▸ YOUR OBJECTIVE:
Count lines, not occurrences: report how many lines in the records hold the string "against", and nothing else.

▸ Dataset listings of figures:

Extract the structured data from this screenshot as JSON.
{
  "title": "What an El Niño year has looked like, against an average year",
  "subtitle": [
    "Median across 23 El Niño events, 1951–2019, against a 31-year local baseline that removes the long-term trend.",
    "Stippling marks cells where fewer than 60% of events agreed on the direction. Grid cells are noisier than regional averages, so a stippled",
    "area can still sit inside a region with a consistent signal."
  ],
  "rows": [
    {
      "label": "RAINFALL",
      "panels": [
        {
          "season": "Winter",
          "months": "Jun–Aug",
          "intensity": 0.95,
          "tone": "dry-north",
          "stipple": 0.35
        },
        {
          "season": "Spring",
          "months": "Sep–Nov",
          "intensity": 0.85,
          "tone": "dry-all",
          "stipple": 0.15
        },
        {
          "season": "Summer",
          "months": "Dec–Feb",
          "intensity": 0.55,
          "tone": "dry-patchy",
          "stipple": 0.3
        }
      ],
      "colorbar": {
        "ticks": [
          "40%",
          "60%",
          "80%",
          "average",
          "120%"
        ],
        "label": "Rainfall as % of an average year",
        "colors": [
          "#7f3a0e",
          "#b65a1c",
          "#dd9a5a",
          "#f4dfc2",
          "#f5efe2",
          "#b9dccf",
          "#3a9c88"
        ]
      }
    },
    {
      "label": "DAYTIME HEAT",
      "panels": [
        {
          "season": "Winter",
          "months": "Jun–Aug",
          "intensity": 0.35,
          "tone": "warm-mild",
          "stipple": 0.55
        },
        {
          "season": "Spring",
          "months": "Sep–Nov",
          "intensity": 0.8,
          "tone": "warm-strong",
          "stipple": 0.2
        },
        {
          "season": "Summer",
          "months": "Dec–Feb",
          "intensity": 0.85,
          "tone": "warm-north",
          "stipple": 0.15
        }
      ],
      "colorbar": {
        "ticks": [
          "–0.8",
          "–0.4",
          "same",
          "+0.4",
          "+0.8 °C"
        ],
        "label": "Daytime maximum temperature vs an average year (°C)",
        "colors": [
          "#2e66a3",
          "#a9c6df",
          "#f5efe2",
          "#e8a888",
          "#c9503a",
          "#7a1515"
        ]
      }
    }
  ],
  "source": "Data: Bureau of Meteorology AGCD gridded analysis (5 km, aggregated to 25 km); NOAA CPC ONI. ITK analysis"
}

▸ TASK ANSWER:
2